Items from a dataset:
::::::

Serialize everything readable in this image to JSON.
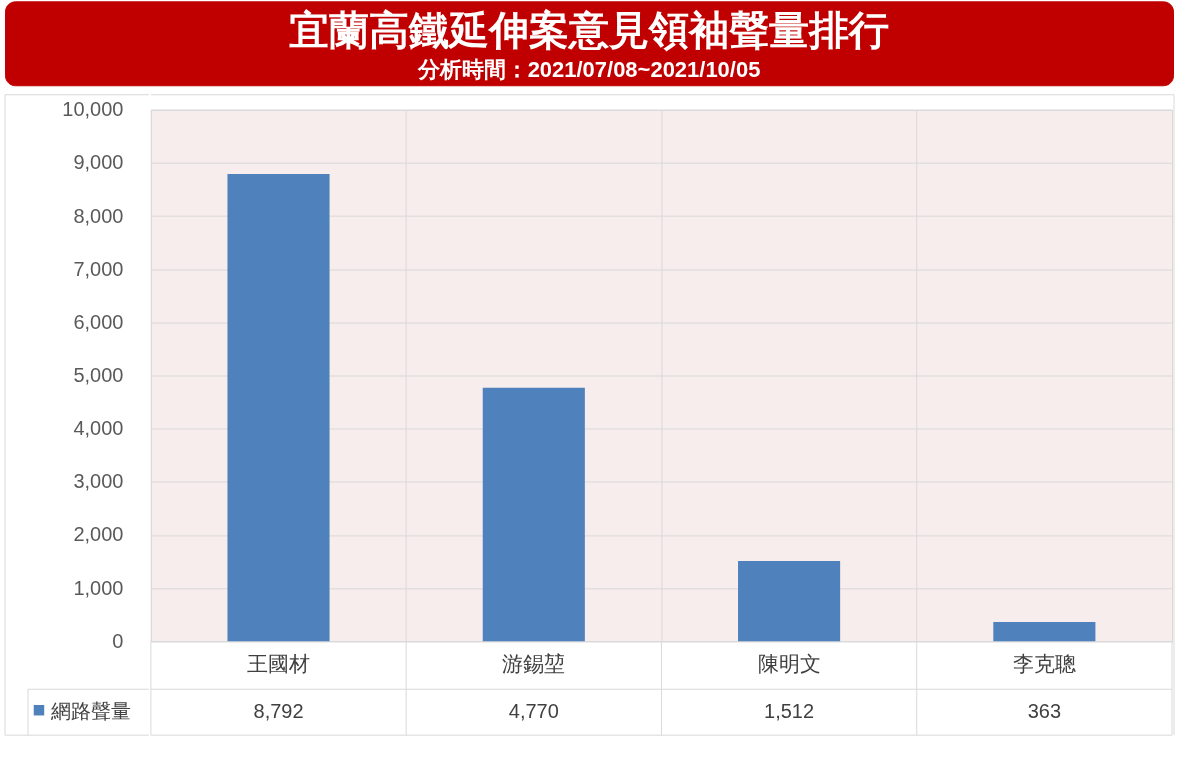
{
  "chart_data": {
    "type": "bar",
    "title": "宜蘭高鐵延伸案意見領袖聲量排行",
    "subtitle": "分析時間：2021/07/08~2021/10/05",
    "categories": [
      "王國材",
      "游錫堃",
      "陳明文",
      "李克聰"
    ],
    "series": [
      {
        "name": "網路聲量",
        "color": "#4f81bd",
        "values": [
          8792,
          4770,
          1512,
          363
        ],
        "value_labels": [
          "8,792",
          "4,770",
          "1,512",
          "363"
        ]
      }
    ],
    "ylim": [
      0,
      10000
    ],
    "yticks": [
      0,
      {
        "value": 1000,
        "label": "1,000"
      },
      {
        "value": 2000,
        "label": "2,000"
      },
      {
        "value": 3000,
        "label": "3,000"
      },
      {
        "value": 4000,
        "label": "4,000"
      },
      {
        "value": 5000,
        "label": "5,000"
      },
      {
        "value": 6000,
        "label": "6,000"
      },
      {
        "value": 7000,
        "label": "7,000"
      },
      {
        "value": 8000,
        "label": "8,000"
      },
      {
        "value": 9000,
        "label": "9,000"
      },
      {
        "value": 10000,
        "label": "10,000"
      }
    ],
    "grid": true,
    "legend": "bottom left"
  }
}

::::::

- [Written problem]:
Without the pictures, repeat all the records word for word.

- [Right answer]:
Serialize everything readable in this image to JSON.
{
  "chart_data": {
    "type": "bar",
    "title": "宜蘭高鐵延伸案意見領袖聲量排行",
    "subtitle": "分析時間：2021/07/08~2021/10/05",
    "categories": [
      "王國材",
      "游錫堃",
      "陳明文",
      "李克聰"
    ],
    "series": [
      {
        "name": "網路聲量",
        "color": "#4f81bd",
        "values": [
          8792,
          4770,
          1512,
          363
        ],
        "value_labels": [
          "8,792",
          "4,770",
          "1,512",
          "363"
        ]
      }
    ],
    "ylim": [
      0,
      10000
    ],
    "yticks": [
      0,
      {
        "value": 1000,
        "label": "1,000"
      },
      {
        "value": 2000,
        "label": "2,000"
      },
      {
        "value": 3000,
        "label": "3,000"
      },
      {
        "value": 4000,
        "label": "4,000"
      },
      {
        "value": 5000,
        "label": "5,000"
      },
      {
        "value": 6000,
        "label": "6,000"
      },
      {
        "value": 7000,
        "label": "7,000"
      },
      {
        "value": 8000,
        "label": "8,000"
      },
      {
        "value": 9000,
        "label": "9,000"
      },
      {
        "value": 10000,
        "label": "10,000"
      }
    ],
    "grid": true,
    "legend": "bottom left"
  }
}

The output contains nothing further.